Determine the number of lines containing the word "SDTVAR", and state that figure alone.

[Start Records supplied]

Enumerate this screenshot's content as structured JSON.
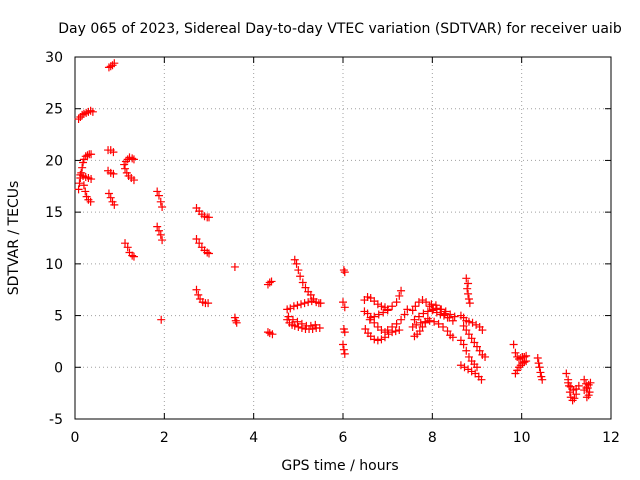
{
  "chart_data": {
    "type": "scatter",
    "title": "Day 065 of 2023, Sidereal Day-to-day VTEC variation (SDTVAR) for receiver uaib",
    "xlabel": "GPS time / hours",
    "ylabel": "SDTVAR / TECUs",
    "xlim": [
      0,
      12
    ],
    "ylim": [
      -5,
      30
    ],
    "xticks": [
      0,
      2,
      4,
      6,
      8,
      10,
      12
    ],
    "yticks": [
      -5,
      0,
      5,
      10,
      15,
      20,
      25,
      30
    ],
    "xtick_labels": [
      "0",
      "2",
      "4",
      "6",
      "8",
      "10",
      "12"
    ],
    "ytick_labels": [
      "-5",
      "0",
      "5",
      "10",
      "15",
      "20",
      "25",
      "30"
    ],
    "grid": true,
    "marker": "+",
    "marker_color": "#ff0000",
    "series": [
      {
        "name": "SDTVAR",
        "points": [
          [
            0.08,
            24.0
          ],
          [
            0.12,
            24.2
          ],
          [
            0.16,
            24.4
          ],
          [
            0.2,
            24.5
          ],
          [
            0.25,
            24.6
          ],
          [
            0.3,
            24.7
          ],
          [
            0.35,
            24.8
          ],
          [
            0.4,
            24.7
          ],
          [
            0.08,
            17.2
          ],
          [
            0.1,
            17.8
          ],
          [
            0.12,
            18.3
          ],
          [
            0.14,
            18.8
          ],
          [
            0.16,
            19.3
          ],
          [
            0.18,
            19.8
          ],
          [
            0.2,
            20.1
          ],
          [
            0.24,
            20.4
          ],
          [
            0.28,
            20.5
          ],
          [
            0.32,
            20.6
          ],
          [
            0.36,
            20.6
          ],
          [
            0.12,
            18.6
          ],
          [
            0.18,
            18.5
          ],
          [
            0.24,
            18.4
          ],
          [
            0.3,
            18.3
          ],
          [
            0.36,
            18.2
          ],
          [
            0.2,
            17.6
          ],
          [
            0.23,
            17.0
          ],
          [
            0.26,
            16.5
          ],
          [
            0.3,
            16.2
          ],
          [
            0.35,
            16.0
          ],
          [
            0.76,
            29.0
          ],
          [
            0.8,
            29.1
          ],
          [
            0.84,
            29.2
          ],
          [
            0.88,
            29.4
          ],
          [
            0.74,
            21.0
          ],
          [
            0.8,
            21.0
          ],
          [
            0.86,
            20.8
          ],
          [
            0.74,
            19.0
          ],
          [
            0.8,
            18.8
          ],
          [
            0.86,
            18.7
          ],
          [
            0.76,
            16.8
          ],
          [
            0.8,
            16.4
          ],
          [
            0.84,
            16.0
          ],
          [
            0.88,
            15.7
          ],
          [
            1.1,
            19.6
          ],
          [
            1.14,
            19.9
          ],
          [
            1.18,
            20.1
          ],
          [
            1.22,
            20.3
          ],
          [
            1.28,
            20.2
          ],
          [
            1.32,
            20.1
          ],
          [
            1.12,
            19.2
          ],
          [
            1.16,
            18.8
          ],
          [
            1.2,
            18.5
          ],
          [
            1.26,
            18.3
          ],
          [
            1.32,
            18.1
          ],
          [
            1.12,
            12.0
          ],
          [
            1.18,
            11.6
          ],
          [
            1.22,
            11.1
          ],
          [
            1.28,
            10.8
          ],
          [
            1.32,
            10.7
          ],
          [
            1.84,
            17.0
          ],
          [
            1.88,
            16.6
          ],
          [
            1.92,
            16.0
          ],
          [
            1.95,
            15.5
          ],
          [
            1.84,
            13.6
          ],
          [
            1.88,
            13.2
          ],
          [
            1.92,
            12.8
          ],
          [
            1.95,
            12.3
          ],
          [
            1.93,
            4.6
          ],
          [
            2.72,
            15.4
          ],
          [
            2.78,
            15.1
          ],
          [
            2.84,
            14.8
          ],
          [
            2.9,
            14.6
          ],
          [
            2.96,
            14.5
          ],
          [
            3.0,
            14.5
          ],
          [
            2.72,
            12.4
          ],
          [
            2.78,
            12.0
          ],
          [
            2.84,
            11.6
          ],
          [
            2.9,
            11.3
          ],
          [
            2.96,
            11.1
          ],
          [
            3.0,
            11.0
          ],
          [
            2.72,
            7.5
          ],
          [
            2.76,
            7.0
          ],
          [
            2.8,
            6.6
          ],
          [
            2.86,
            6.3
          ],
          [
            2.92,
            6.2
          ],
          [
            2.98,
            6.2
          ],
          [
            3.58,
            9.7
          ],
          [
            3.58,
            4.8
          ],
          [
            3.6,
            4.5
          ],
          [
            3.62,
            4.3
          ],
          [
            4.32,
            8.0
          ],
          [
            4.36,
            8.2
          ],
          [
            4.4,
            8.3
          ],
          [
            4.32,
            3.4
          ],
          [
            4.36,
            3.3
          ],
          [
            4.42,
            3.2
          ],
          [
            4.92,
            10.4
          ],
          [
            4.96,
            10.0
          ],
          [
            5.0,
            9.4
          ],
          [
            5.04,
            8.8
          ],
          [
            5.1,
            8.2
          ],
          [
            5.16,
            7.7
          ],
          [
            5.22,
            7.3
          ],
          [
            5.28,
            7.0
          ],
          [
            5.34,
            6.6
          ],
          [
            5.4,
            6.3
          ],
          [
            5.46,
            6.2
          ],
          [
            5.5,
            6.2
          ],
          [
            4.75,
            5.6
          ],
          [
            4.82,
            5.7
          ],
          [
            4.9,
            5.9
          ],
          [
            4.98,
            6.0
          ],
          [
            5.06,
            6.1
          ],
          [
            5.14,
            6.2
          ],
          [
            5.22,
            6.3
          ],
          [
            5.3,
            6.4
          ],
          [
            4.75,
            4.6
          ],
          [
            4.8,
            4.3
          ],
          [
            4.86,
            4.1
          ],
          [
            4.92,
            4.0
          ],
          [
            5.0,
            3.9
          ],
          [
            5.08,
            3.8
          ],
          [
            5.16,
            3.7
          ],
          [
            5.24,
            3.7
          ],
          [
            5.32,
            3.7
          ],
          [
            5.4,
            3.8
          ],
          [
            5.48,
            3.8
          ],
          [
            4.78,
            4.9
          ],
          [
            4.88,
            4.6
          ],
          [
            4.98,
            4.4
          ],
          [
            5.08,
            4.2
          ],
          [
            5.18,
            4.0
          ],
          [
            5.28,
            4.0
          ],
          [
            5.38,
            4.1
          ],
          [
            6.02,
            9.4
          ],
          [
            6.04,
            9.2
          ],
          [
            6.0,
            6.3
          ],
          [
            6.04,
            5.8
          ],
          [
            6.02,
            3.7
          ],
          [
            6.04,
            3.4
          ],
          [
            6.0,
            2.2
          ],
          [
            6.02,
            1.7
          ],
          [
            6.04,
            1.3
          ],
          [
            6.48,
            6.5
          ],
          [
            6.55,
            6.8
          ],
          [
            6.62,
            6.7
          ],
          [
            6.7,
            6.4
          ],
          [
            6.78,
            6.1
          ],
          [
            6.86,
            5.9
          ],
          [
            6.94,
            5.8
          ],
          [
            7.0,
            5.6
          ],
          [
            6.48,
            5.4
          ],
          [
            6.55,
            5.2
          ],
          [
            6.62,
            4.8
          ],
          [
            6.7,
            4.3
          ],
          [
            6.78,
            3.9
          ],
          [
            6.86,
            3.6
          ],
          [
            6.94,
            3.4
          ],
          [
            6.5,
            3.7
          ],
          [
            6.56,
            3.3
          ],
          [
            6.62,
            3.0
          ],
          [
            6.7,
            2.7
          ],
          [
            6.78,
            2.6
          ],
          [
            6.86,
            2.7
          ],
          [
            6.94,
            2.9
          ],
          [
            7.02,
            3.2
          ],
          [
            7.1,
            3.4
          ],
          [
            7.18,
            3.5
          ],
          [
            7.26,
            3.6
          ],
          [
            6.6,
            4.6
          ],
          [
            6.7,
            4.9
          ],
          [
            6.8,
            5.1
          ],
          [
            6.9,
            5.3
          ],
          [
            7.0,
            5.5
          ],
          [
            7.1,
            5.9
          ],
          [
            7.2,
            6.3
          ],
          [
            7.26,
            6.9
          ],
          [
            7.3,
            7.4
          ],
          [
            7.0,
            3.6
          ],
          [
            7.1,
            3.9
          ],
          [
            7.2,
            4.2
          ],
          [
            7.3,
            4.6
          ],
          [
            7.38,
            5.1
          ],
          [
            7.44,
            5.6
          ],
          [
            7.56,
            5.5
          ],
          [
            7.62,
            5.9
          ],
          [
            7.7,
            6.3
          ],
          [
            7.78,
            6.5
          ],
          [
            7.86,
            6.3
          ],
          [
            7.94,
            5.9
          ],
          [
            8.02,
            5.6
          ],
          [
            8.1,
            5.3
          ],
          [
            8.18,
            5.1
          ],
          [
            8.26,
            5.0
          ],
          [
            8.34,
            4.8
          ],
          [
            7.6,
            4.6
          ],
          [
            7.7,
            4.9
          ],
          [
            7.8,
            5.2
          ],
          [
            7.9,
            5.4
          ],
          [
            8.0,
            5.5
          ],
          [
            8.1,
            5.7
          ],
          [
            8.2,
            5.6
          ],
          [
            8.3,
            5.4
          ],
          [
            8.4,
            5.1
          ],
          [
            8.5,
            4.9
          ],
          [
            7.56,
            3.9
          ],
          [
            7.64,
            4.1
          ],
          [
            7.74,
            4.3
          ],
          [
            7.84,
            4.4
          ],
          [
            7.94,
            4.5
          ],
          [
            8.04,
            4.4
          ],
          [
            8.14,
            4.2
          ],
          [
            8.24,
            3.9
          ],
          [
            8.34,
            3.5
          ],
          [
            8.4,
            3.1
          ],
          [
            8.46,
            2.9
          ],
          [
            7.6,
            3.0
          ],
          [
            7.66,
            3.2
          ],
          [
            7.72,
            3.5
          ],
          [
            7.78,
            3.9
          ],
          [
            7.84,
            4.3
          ],
          [
            7.9,
            4.7
          ],
          [
            7.98,
            6.1
          ],
          [
            8.08,
            6.0
          ],
          [
            8.18,
            5.6
          ],
          [
            8.28,
            5.2
          ],
          [
            8.38,
            4.8
          ],
          [
            8.46,
            4.5
          ],
          [
            8.64,
            5.0
          ],
          [
            8.7,
            4.8
          ],
          [
            8.76,
            4.5
          ],
          [
            8.82,
            4.4
          ],
          [
            8.9,
            4.3
          ],
          [
            8.98,
            4.1
          ],
          [
            9.06,
            3.9
          ],
          [
            9.12,
            3.6
          ],
          [
            8.7,
            4.0
          ],
          [
            8.76,
            3.6
          ],
          [
            8.82,
            3.2
          ],
          [
            8.88,
            2.8
          ],
          [
            8.94,
            2.4
          ],
          [
            9.0,
            2.0
          ],
          [
            9.06,
            1.6
          ],
          [
            9.12,
            1.2
          ],
          [
            9.18,
            1.0
          ],
          [
            8.64,
            2.6
          ],
          [
            8.7,
            2.2
          ],
          [
            8.76,
            1.6
          ],
          [
            8.82,
            1.0
          ],
          [
            8.88,
            0.6
          ],
          [
            8.94,
            0.3
          ],
          [
            9.0,
            0.0
          ],
          [
            8.64,
            0.2
          ],
          [
            8.72,
            0.0
          ],
          [
            8.8,
            -0.2
          ],
          [
            8.88,
            -0.4
          ],
          [
            8.96,
            -0.6
          ],
          [
            9.04,
            -0.9
          ],
          [
            9.1,
            -1.2
          ],
          [
            8.76,
            8.6
          ],
          [
            8.8,
            8.1
          ],
          [
            8.78,
            7.6
          ],
          [
            8.8,
            7.1
          ],
          [
            8.82,
            6.6
          ],
          [
            8.84,
            6.2
          ],
          [
            9.82,
            2.2
          ],
          [
            9.86,
            1.4
          ],
          [
            9.9,
            1.0
          ],
          [
            9.94,
            0.8
          ],
          [
            9.98,
            0.9
          ],
          [
            10.02,
            1.0
          ],
          [
            10.06,
            1.0
          ],
          [
            10.1,
            1.1
          ],
          [
            9.86,
            -0.6
          ],
          [
            9.9,
            -0.3
          ],
          [
            9.94,
            0.0
          ],
          [
            9.98,
            0.2
          ],
          [
            10.02,
            0.4
          ],
          [
            10.06,
            0.5
          ],
          [
            10.1,
            0.6
          ],
          [
            10.36,
            0.9
          ],
          [
            10.38,
            0.4
          ],
          [
            10.4,
            0.0
          ],
          [
            10.42,
            -0.5
          ],
          [
            10.44,
            -0.9
          ],
          [
            10.46,
            -1.2
          ],
          [
            11.0,
            -0.6
          ],
          [
            11.04,
            -1.2
          ],
          [
            11.06,
            -1.8
          ],
          [
            11.08,
            -2.4
          ],
          [
            11.1,
            -2.9
          ],
          [
            11.14,
            -3.2
          ],
          [
            11.18,
            -3.0
          ],
          [
            11.22,
            -2.6
          ],
          [
            11.04,
            -1.5
          ],
          [
            11.1,
            -1.9
          ],
          [
            11.16,
            -2.2
          ],
          [
            11.22,
            -2.1
          ],
          [
            11.28,
            -1.8
          ],
          [
            11.4,
            -1.2
          ],
          [
            11.44,
            -1.6
          ],
          [
            11.48,
            -2.0
          ],
          [
            11.52,
            -2.4
          ],
          [
            11.5,
            -2.7
          ],
          [
            11.46,
            -2.9
          ],
          [
            11.4,
            -2.2
          ],
          [
            11.45,
            -2.0
          ],
          [
            11.5,
            -1.7
          ],
          [
            11.54,
            -1.5
          ]
        ]
      }
    ]
  }
}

[End Records supplied]

--- Exercise result ---
3